■ Record extracts
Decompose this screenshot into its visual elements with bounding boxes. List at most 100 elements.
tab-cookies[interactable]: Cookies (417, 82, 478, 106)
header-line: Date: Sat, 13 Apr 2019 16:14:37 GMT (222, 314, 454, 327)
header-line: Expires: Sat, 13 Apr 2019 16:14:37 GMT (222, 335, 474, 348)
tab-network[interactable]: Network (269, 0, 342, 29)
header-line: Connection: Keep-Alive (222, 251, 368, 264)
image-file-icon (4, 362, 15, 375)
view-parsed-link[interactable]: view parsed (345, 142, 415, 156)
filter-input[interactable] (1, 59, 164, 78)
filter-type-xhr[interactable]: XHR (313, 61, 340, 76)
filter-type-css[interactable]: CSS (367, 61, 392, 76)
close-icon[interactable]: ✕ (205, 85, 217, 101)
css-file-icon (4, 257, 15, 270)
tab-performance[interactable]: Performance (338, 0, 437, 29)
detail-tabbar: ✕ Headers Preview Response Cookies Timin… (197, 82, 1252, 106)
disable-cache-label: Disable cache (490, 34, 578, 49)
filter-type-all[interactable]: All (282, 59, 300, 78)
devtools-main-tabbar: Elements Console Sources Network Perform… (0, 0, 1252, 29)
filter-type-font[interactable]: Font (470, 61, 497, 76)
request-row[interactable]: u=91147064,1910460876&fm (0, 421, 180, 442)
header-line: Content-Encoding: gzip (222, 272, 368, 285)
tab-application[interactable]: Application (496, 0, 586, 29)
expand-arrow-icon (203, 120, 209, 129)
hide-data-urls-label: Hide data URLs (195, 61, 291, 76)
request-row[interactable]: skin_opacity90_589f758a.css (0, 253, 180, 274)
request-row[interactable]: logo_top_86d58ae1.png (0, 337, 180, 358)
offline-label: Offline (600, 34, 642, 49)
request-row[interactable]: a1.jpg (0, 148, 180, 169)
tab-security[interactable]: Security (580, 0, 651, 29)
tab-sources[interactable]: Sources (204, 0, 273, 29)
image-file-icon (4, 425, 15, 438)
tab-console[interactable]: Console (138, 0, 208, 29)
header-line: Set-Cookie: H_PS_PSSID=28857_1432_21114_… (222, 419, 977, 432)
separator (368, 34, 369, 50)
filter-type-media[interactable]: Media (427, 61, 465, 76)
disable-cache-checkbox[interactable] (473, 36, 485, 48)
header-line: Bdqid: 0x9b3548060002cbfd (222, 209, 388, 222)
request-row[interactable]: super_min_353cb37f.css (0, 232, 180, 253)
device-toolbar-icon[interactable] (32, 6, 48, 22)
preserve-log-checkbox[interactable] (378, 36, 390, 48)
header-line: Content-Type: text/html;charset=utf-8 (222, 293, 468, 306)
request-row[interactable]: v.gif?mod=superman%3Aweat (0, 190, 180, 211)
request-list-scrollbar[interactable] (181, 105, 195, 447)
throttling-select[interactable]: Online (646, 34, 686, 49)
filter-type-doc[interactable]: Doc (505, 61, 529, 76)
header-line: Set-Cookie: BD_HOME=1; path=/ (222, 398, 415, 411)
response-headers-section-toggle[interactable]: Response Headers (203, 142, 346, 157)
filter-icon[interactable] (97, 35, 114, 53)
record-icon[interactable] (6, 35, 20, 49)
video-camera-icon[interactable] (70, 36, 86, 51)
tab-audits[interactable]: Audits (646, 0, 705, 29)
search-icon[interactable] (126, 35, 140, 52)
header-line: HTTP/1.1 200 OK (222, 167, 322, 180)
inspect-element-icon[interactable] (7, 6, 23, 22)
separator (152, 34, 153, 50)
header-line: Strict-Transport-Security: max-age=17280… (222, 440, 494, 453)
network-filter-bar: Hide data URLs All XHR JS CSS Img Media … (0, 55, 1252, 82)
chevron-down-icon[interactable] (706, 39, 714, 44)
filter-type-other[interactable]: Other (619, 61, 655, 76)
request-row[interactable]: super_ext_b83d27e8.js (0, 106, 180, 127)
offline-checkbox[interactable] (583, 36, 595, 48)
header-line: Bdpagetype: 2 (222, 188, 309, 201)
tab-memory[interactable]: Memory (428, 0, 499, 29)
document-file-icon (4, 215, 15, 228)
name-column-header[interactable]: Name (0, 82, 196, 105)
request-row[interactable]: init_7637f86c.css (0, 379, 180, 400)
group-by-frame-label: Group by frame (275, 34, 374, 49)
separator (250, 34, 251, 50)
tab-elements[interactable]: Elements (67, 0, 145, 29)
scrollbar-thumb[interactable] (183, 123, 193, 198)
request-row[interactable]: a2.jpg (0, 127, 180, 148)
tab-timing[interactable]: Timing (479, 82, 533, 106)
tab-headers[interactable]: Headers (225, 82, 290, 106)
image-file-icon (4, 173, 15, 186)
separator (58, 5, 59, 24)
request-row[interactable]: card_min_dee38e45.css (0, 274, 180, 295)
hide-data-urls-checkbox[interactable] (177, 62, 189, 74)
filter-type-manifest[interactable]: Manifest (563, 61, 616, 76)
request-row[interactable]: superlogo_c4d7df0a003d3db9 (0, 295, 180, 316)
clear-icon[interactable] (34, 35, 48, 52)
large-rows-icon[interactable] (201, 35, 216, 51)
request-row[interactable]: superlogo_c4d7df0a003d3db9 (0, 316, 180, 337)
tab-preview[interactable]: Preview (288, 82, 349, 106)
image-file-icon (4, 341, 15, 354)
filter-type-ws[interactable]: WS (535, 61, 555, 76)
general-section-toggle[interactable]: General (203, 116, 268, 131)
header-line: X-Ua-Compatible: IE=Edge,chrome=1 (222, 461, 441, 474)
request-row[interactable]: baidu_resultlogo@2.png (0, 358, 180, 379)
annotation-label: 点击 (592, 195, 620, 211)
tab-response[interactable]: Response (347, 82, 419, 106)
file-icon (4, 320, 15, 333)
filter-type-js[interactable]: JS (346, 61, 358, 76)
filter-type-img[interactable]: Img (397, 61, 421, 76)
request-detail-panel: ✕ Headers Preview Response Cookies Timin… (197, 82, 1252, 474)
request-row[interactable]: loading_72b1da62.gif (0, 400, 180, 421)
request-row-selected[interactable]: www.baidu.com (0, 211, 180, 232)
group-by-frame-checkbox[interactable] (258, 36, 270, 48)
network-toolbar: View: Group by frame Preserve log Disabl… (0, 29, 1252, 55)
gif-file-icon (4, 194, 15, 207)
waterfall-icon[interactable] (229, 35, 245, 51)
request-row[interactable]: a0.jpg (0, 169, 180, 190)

■ Exercise aim
Write out every one of the items above, character for character and without changes.

■ Problem solution
Decompose this screenshot into its visual elements with bounding boxes. List at most 100 elements.
tab-cookies[interactable]: Cookies (417, 82, 478, 106)
header-line: Date: Sat, 13 Apr 2019 16:14:37 GMT (222, 314, 454, 327)
header-line: Expires: Sat, 13 Apr 2019 16:14:37 GMT (222, 335, 474, 348)
tab-network[interactable]: Network (269, 0, 342, 29)
header-line: Connection: Keep-Alive (222, 251, 368, 264)
image-file-icon (4, 362, 15, 375)
view-parsed-link[interactable]: view parsed (345, 142, 415, 156)
filter-input[interactable] (1, 59, 164, 78)
filter-type-xhr[interactable]: XHR (313, 61, 340, 76)
filter-type-css[interactable]: CSS (367, 61, 392, 76)
close-icon[interactable]: ✕ (205, 85, 217, 101)
css-file-icon (4, 257, 15, 270)
tab-performance[interactable]: Performance (338, 0, 437, 29)
detail-tabbar: ✕ Headers Preview Response Cookies Timin… (197, 82, 1252, 106)
disable-cache-label: Disable cache (490, 34, 578, 49)
filter-type-all[interactable]: All (282, 59, 300, 78)
devtools-main-tabbar: Elements Console Sources Network Perform… (0, 0, 1252, 29)
filter-type-font[interactable]: Font (470, 61, 497, 76)
request-row[interactable]: u=91147064,1910460876&fm (0, 421, 180, 442)
header-line: Content-Encoding: gzip (222, 272, 368, 285)
tab-application[interactable]: Application (496, 0, 586, 29)
expand-arrow-icon (203, 120, 209, 129)
hide-data-urls-label: Hide data URLs (195, 61, 291, 76)
request-row[interactable]: skin_opacity90_589f758a.css (0, 253, 180, 274)
request-row[interactable]: logo_top_86d58ae1.png (0, 337, 180, 358)
offline-label: Offline (600, 34, 642, 49)
request-row[interactable]: a1.jpg (0, 148, 180, 169)
tab-security[interactable]: Security (580, 0, 651, 29)
tab-sources[interactable]: Sources (204, 0, 273, 29)
image-file-icon (4, 425, 15, 438)
tab-console[interactable]: Console (138, 0, 208, 29)
header-line: Set-Cookie: H_PS_PSSID=28857_1432_21114_… (222, 419, 977, 432)
separator (368, 34, 369, 50)
filter-type-media[interactable]: Media (427, 61, 465, 76)
disable-cache-checkbox[interactable] (473, 36, 485, 48)
header-line: Bdqid: 0x9b3548060002cbfd (222, 209, 388, 222)
request-row[interactable]: super_min_353cb37f.css (0, 232, 180, 253)
device-toolbar-icon[interactable] (32, 6, 48, 22)
preserve-log-checkbox[interactable] (378, 36, 390, 48)
header-line: Content-Type: text/html;charset=utf-8 (222, 293, 468, 306)
request-row[interactable]: v.gif?mod=superman%3Aweat (0, 190, 180, 211)
request-list-scrollbar[interactable] (181, 105, 195, 447)
throttling-select[interactable]: Online (646, 34, 686, 49)
filter-type-doc[interactable]: Doc (505, 61, 529, 76)
header-line: Set-Cookie: BD_HOME=1; path=/ (222, 398, 415, 411)
response-headers-section-toggle[interactable]: Response Headers (203, 142, 346, 157)
filter-icon[interactable] (97, 35, 114, 53)
record-icon[interactable] (6, 35, 20, 49)
video-camera-icon[interactable] (70, 36, 86, 51)
tab-audits[interactable]: Audits (646, 0, 705, 29)
search-icon[interactable] (126, 35, 140, 52)
header-line: HTTP/1.1 200 OK (222, 167, 322, 180)
inspect-element-icon[interactable] (7, 6, 23, 22)
separator (152, 34, 153, 50)
header-line: Strict-Transport-Security: max-age=17280… (222, 440, 494, 453)
network-filter-bar: Hide data URLs All XHR JS CSS Img Media … (0, 55, 1252, 82)
chevron-down-icon[interactable] (706, 39, 714, 44)
filter-type-other[interactable]: Other (619, 61, 655, 76)
request-row[interactable]: super_ext_b83d27e8.js (0, 106, 180, 127)
offline-checkbox[interactable] (583, 36, 595, 48)
header-line: Bdpagetype: 2 (222, 188, 309, 201)
tab-memory[interactable]: Memory (428, 0, 499, 29)
document-file-icon (4, 215, 15, 228)
name-column-header[interactable]: Name (0, 82, 196, 105)
request-row[interactable]: init_7637f86c.css (0, 379, 180, 400)
group-by-frame-label: Group by frame (275, 34, 374, 49)
separator (250, 34, 251, 50)
tab-elements[interactable]: Elements (67, 0, 145, 29)
scrollbar-thumb[interactable] (183, 123, 193, 198)
request-row[interactable]: a2.jpg (0, 127, 180, 148)
tab-timing[interactable]: Timing (479, 82, 533, 106)
tab-headers[interactable]: Headers (225, 82, 290, 106)
image-file-icon (4, 173, 15, 186)
separator (58, 5, 59, 24)
request-row[interactable]: card_min_dee38e45.css (0, 274, 180, 295)
hide-data-urls-checkbox[interactable] (177, 62, 189, 74)
filter-type-manifest[interactable]: Manifest (563, 61, 616, 76)
request-row[interactable]: superlogo_c4d7df0a003d3db9 (0, 295, 180, 316)
clear-icon[interactable] (34, 35, 48, 52)
large-rows-icon[interactable] (201, 35, 216, 51)
request-row[interactable]: superlogo_c4d7df0a003d3db9 (0, 316, 180, 337)
tab-preview[interactable]: Preview (288, 82, 349, 106)
image-file-icon (4, 341, 15, 354)
filter-type-ws[interactable]: WS (535, 61, 555, 76)
general-section-toggle[interactable]: General (203, 116, 268, 131)
header-line: X-Ua-Compatible: IE=Edge,chrome=1 (222, 461, 441, 474)
request-row[interactable]: baidu_resultlogo@2.png (0, 358, 180, 379)
annotation-label: 点击 (592, 195, 620, 211)
tab-response[interactable]: Response (347, 82, 419, 106)
file-icon (4, 320, 15, 333)
filter-type-js[interactable]: JS (346, 61, 358, 76)
filter-type-img[interactable]: Img (397, 61, 421, 76)
request-detail-panel: ✕ Headers Preview Response Cookies Timin… (197, 82, 1252, 474)
request-row[interactable]: loading_72b1da62.gif (0, 400, 180, 421)
request-row-selected[interactable]: www.baidu.com (0, 211, 180, 232)
group-by-frame-checkbox[interactable] (258, 36, 270, 48)
network-toolbar: View: Group by frame Preserve log Disabl… (0, 29, 1252, 55)
gif-file-icon (4, 194, 15, 207)
waterfall-icon[interactable] (229, 35, 245, 51)
request-row[interactable]: a0.jpg (0, 169, 180, 190)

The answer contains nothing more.